**WHAT THE TASK REQUIRES**
Reproduce all of the data exactly.

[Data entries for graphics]
## START
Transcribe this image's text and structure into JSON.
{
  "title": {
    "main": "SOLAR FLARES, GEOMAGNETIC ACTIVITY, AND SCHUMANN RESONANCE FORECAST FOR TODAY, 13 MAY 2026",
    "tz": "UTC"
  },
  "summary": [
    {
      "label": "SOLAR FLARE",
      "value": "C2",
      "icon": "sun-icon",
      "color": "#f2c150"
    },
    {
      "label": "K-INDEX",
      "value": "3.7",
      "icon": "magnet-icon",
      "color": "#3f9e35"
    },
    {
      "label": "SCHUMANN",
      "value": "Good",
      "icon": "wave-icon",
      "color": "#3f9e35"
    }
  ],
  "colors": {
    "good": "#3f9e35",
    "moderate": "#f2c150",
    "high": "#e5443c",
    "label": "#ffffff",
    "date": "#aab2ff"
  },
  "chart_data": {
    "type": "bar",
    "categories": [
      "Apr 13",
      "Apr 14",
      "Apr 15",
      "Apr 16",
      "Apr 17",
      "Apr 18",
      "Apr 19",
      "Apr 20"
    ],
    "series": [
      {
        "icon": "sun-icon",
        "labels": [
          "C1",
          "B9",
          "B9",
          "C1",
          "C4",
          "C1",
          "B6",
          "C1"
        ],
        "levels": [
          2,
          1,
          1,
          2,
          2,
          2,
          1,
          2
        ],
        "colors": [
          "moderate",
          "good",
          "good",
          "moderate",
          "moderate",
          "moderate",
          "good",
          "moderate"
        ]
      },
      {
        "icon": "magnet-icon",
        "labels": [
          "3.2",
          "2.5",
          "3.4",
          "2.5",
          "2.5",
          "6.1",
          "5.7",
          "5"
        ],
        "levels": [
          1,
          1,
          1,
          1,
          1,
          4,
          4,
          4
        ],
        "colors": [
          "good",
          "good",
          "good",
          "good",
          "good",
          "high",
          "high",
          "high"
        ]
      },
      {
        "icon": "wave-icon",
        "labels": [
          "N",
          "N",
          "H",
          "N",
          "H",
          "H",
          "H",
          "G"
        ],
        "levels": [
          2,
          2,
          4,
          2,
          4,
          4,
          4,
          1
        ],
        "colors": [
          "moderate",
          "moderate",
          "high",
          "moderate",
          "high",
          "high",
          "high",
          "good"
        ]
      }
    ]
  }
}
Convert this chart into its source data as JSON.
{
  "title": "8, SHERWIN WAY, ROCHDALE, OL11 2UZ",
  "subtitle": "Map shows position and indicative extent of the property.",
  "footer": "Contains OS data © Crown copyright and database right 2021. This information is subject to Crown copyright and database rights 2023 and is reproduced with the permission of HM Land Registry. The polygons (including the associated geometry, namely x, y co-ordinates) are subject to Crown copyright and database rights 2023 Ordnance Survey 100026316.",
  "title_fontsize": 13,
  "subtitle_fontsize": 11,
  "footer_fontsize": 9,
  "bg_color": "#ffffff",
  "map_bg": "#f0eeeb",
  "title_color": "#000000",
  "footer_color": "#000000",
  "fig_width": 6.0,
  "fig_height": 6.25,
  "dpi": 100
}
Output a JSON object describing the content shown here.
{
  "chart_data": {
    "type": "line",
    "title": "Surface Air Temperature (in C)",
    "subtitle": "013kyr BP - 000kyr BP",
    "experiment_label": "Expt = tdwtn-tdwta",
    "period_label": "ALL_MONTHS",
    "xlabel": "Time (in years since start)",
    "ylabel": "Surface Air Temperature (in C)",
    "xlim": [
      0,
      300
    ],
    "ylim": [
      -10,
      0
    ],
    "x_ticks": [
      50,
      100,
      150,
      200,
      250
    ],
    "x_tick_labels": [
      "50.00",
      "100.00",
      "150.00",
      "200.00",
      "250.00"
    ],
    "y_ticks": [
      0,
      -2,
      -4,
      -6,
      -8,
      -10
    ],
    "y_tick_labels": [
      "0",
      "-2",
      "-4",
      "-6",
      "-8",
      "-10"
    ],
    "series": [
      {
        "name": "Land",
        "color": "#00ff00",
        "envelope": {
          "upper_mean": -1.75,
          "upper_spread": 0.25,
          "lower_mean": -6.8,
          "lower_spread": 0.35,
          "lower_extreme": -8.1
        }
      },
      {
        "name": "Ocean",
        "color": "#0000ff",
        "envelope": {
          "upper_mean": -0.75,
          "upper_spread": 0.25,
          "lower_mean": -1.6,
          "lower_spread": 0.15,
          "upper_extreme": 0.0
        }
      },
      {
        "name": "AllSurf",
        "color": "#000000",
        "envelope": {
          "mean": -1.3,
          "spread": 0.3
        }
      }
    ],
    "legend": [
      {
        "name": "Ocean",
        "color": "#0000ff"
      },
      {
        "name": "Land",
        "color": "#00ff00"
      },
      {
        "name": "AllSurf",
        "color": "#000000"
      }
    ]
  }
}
## END
**PROBLEM SOLUTION**
Transcribe this image's text and structure into JSON.
{
  "title": {
    "main": "SOLAR FLARES, GEOMAGNETIC ACTIVITY, AND SCHUMANN RESONANCE FORECAST FOR TODAY, 13 MAY 2026",
    "tz": "UTC"
  },
  "summary": [
    {
      "label": "SOLAR FLARE",
      "value": "C2",
      "icon": "sun-icon",
      "color": "#f2c150"
    },
    {
      "label": "K-INDEX",
      "value": "3.7",
      "icon": "magnet-icon",
      "color": "#3f9e35"
    },
    {
      "label": "SCHUMANN",
      "value": "Good",
      "icon": "wave-icon",
      "color": "#3f9e35"
    }
  ],
  "colors": {
    "good": "#3f9e35",
    "moderate": "#f2c150",
    "high": "#e5443c",
    "label": "#ffffff",
    "date": "#aab2ff"
  },
  "chart_data": {
    "type": "bar",
    "categories": [
      "Apr 13",
      "Apr 14",
      "Apr 15",
      "Apr 16",
      "Apr 17",
      "Apr 18",
      "Apr 19",
      "Apr 20"
    ],
    "series": [
      {
        "icon": "sun-icon",
        "labels": [
          "C1",
          "B9",
          "B9",
          "C1",
          "C4",
          "C1",
          "B6",
          "C1"
        ],
        "levels": [
          2,
          1,
          1,
          2,
          2,
          2,
          1,
          2
        ],
        "colors": [
          "moderate",
          "good",
          "good",
          "moderate",
          "moderate",
          "moderate",
          "good",
          "moderate"
        ]
      },
      {
        "icon": "magnet-icon",
        "labels": [
          "3.2",
          "2.5",
          "3.4",
          "2.5",
          "2.5",
          "6.1",
          "5.7",
          "5"
        ],
        "levels": [
          1,
          1,
          1,
          1,
          1,
          4,
          4,
          4
        ],
        "colors": [
          "good",
          "good",
          "good",
          "good",
          "good",
          "high",
          "high",
          "high"
        ]
      },
      {
        "icon": "wave-icon",
        "labels": [
          "N",
          "N",
          "H",
          "N",
          "H",
          "H",
          "H",
          "G"
        ],
        "levels": [
          2,
          2,
          4,
          2,
          4,
          4,
          4,
          1
        ],
        "colors": [
          "moderate",
          "moderate",
          "high",
          "moderate",
          "high",
          "high",
          "high",
          "good"
        ]
      }
    ]
  }
}
Convert this chart into its source data as JSON.
{
  "title": "8, SHERWIN WAY, ROCHDALE, OL11 2UZ",
  "subtitle": "Map shows position and indicative extent of the property.",
  "footer": "Contains OS data © Crown copyright and database right 2021. This information is subject to Crown copyright and database rights 2023 and is reproduced with the permission of HM Land Registry. The polygons (including the associated geometry, namely x, y co-ordinates) are subject to Crown copyright and database rights 2023 Ordnance Survey 100026316.",
  "title_fontsize": 13,
  "subtitle_fontsize": 11,
  "footer_fontsize": 9,
  "bg_color": "#ffffff",
  "map_bg": "#f0eeeb",
  "title_color": "#000000",
  "footer_color": "#000000",
  "fig_width": 6.0,
  "fig_height": 6.25,
  "dpi": 100
}
Output a JSON object describing the content shown here.
{
  "chart_data": {
    "type": "line",
    "title": "Surface Air Temperature (in C)",
    "subtitle": "013kyr BP - 000kyr BP",
    "experiment_label": "Expt = tdwtn-tdwta",
    "period_label": "ALL_MONTHS",
    "xlabel": "Time (in years since start)",
    "ylabel": "Surface Air Temperature (in C)",
    "xlim": [
      0,
      300
    ],
    "ylim": [
      -10,
      0
    ],
    "x_ticks": [
      50,
      100,
      150,
      200,
      250
    ],
    "x_tick_labels": [
      "50.00",
      "100.00",
      "150.00",
      "200.00",
      "250.00"
    ],
    "y_ticks": [
      0,
      -2,
      -4,
      -6,
      -8,
      -10
    ],
    "y_tick_labels": [
      "0",
      "-2",
      "-4",
      "-6",
      "-8",
      "-10"
    ],
    "series": [
      {
        "name": "Land",
        "color": "#00ff00",
        "envelope": {
          "upper_mean": -1.75,
          "upper_spread": 0.25,
          "lower_mean": -6.8,
          "lower_spread": 0.35,
          "lower_extreme": -8.1
        }
      },
      {
        "name": "Ocean",
        "color": "#0000ff",
        "envelope": {
          "upper_mean": -0.75,
          "upper_spread": 0.25,
          "lower_mean": -1.6,
          "lower_spread": 0.15,
          "upper_extreme": 0.0
        }
      },
      {
        "name": "AllSurf",
        "color": "#000000",
        "envelope": {
          "mean": -1.3,
          "spread": 0.3
        }
      }
    ],
    "legend": [
      {
        "name": "Ocean",
        "color": "#0000ff"
      },
      {
        "name": "Land",
        "color": "#00ff00"
      },
      {
        "name": "AllSurf",
        "color": "#000000"
      }
    ]
  }
}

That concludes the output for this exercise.